→ **Dataset records**:
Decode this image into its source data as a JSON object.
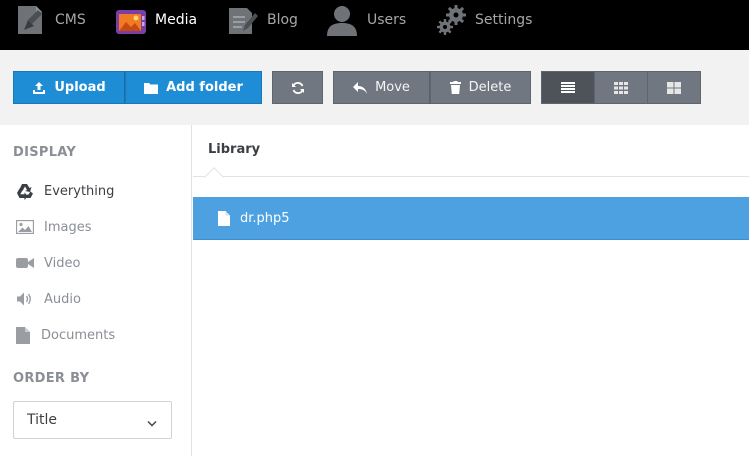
{
  "nav": {
    "items": [
      {
        "label": "CMS",
        "icon": "cms-doc-icon"
      },
      {
        "label": "Media",
        "icon": "media-image-icon",
        "active": true
      },
      {
        "label": "Blog",
        "icon": "blog-pencil-icon"
      },
      {
        "label": "Users",
        "icon": "user-icon"
      },
      {
        "label": "Settings",
        "icon": "gears-icon"
      }
    ]
  },
  "toolbar": {
    "upload_label": "Upload",
    "add_folder_label": "Add folder",
    "move_label": "Move",
    "delete_label": "Delete",
    "refresh_icon": "refresh-icon",
    "views": [
      "list-view",
      "grid-view",
      "tiles-view"
    ],
    "active_view": "list-view"
  },
  "sidebar": {
    "display_title": "DISPLAY",
    "items": [
      {
        "label": "Everything",
        "icon": "recycle-icon",
        "active": true
      },
      {
        "label": "Images",
        "icon": "image-icon"
      },
      {
        "label": "Video",
        "icon": "video-camera-icon"
      },
      {
        "label": "Audio",
        "icon": "speaker-icon"
      },
      {
        "label": "Documents",
        "icon": "document-icon"
      }
    ],
    "order_title": "ORDER BY",
    "order_value": "Title"
  },
  "main": {
    "breadcrumb": "Library",
    "files": [
      {
        "name": "dr.php5",
        "selected": true
      }
    ]
  },
  "colors": {
    "nav_bg": "#000000",
    "primary_blue": "#1f8dd6",
    "selected_row": "#4ea1e0",
    "gray_button": "#707780"
  }
}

→ **Stated goal**:
The records shown above are to be repeated exactly, with the pictures left out.

→ **Written solution**:
Decode this image into its source data as a JSON object.
{
  "nav": {
    "items": [
      {
        "label": "CMS",
        "icon": "cms-doc-icon"
      },
      {
        "label": "Media",
        "icon": "media-image-icon",
        "active": true
      },
      {
        "label": "Blog",
        "icon": "blog-pencil-icon"
      },
      {
        "label": "Users",
        "icon": "user-icon"
      },
      {
        "label": "Settings",
        "icon": "gears-icon"
      }
    ]
  },
  "toolbar": {
    "upload_label": "Upload",
    "add_folder_label": "Add folder",
    "move_label": "Move",
    "delete_label": "Delete",
    "refresh_icon": "refresh-icon",
    "views": [
      "list-view",
      "grid-view",
      "tiles-view"
    ],
    "active_view": "list-view"
  },
  "sidebar": {
    "display_title": "DISPLAY",
    "items": [
      {
        "label": "Everything",
        "icon": "recycle-icon",
        "active": true
      },
      {
        "label": "Images",
        "icon": "image-icon"
      },
      {
        "label": "Video",
        "icon": "video-camera-icon"
      },
      {
        "label": "Audio",
        "icon": "speaker-icon"
      },
      {
        "label": "Documents",
        "icon": "document-icon"
      }
    ],
    "order_title": "ORDER BY",
    "order_value": "Title"
  },
  "main": {
    "breadcrumb": "Library",
    "files": [
      {
        "name": "dr.php5",
        "selected": true
      }
    ]
  },
  "colors": {
    "nav_bg": "#000000",
    "primary_blue": "#1f8dd6",
    "selected_row": "#4ea1e0",
    "gray_button": "#707780"
  }
}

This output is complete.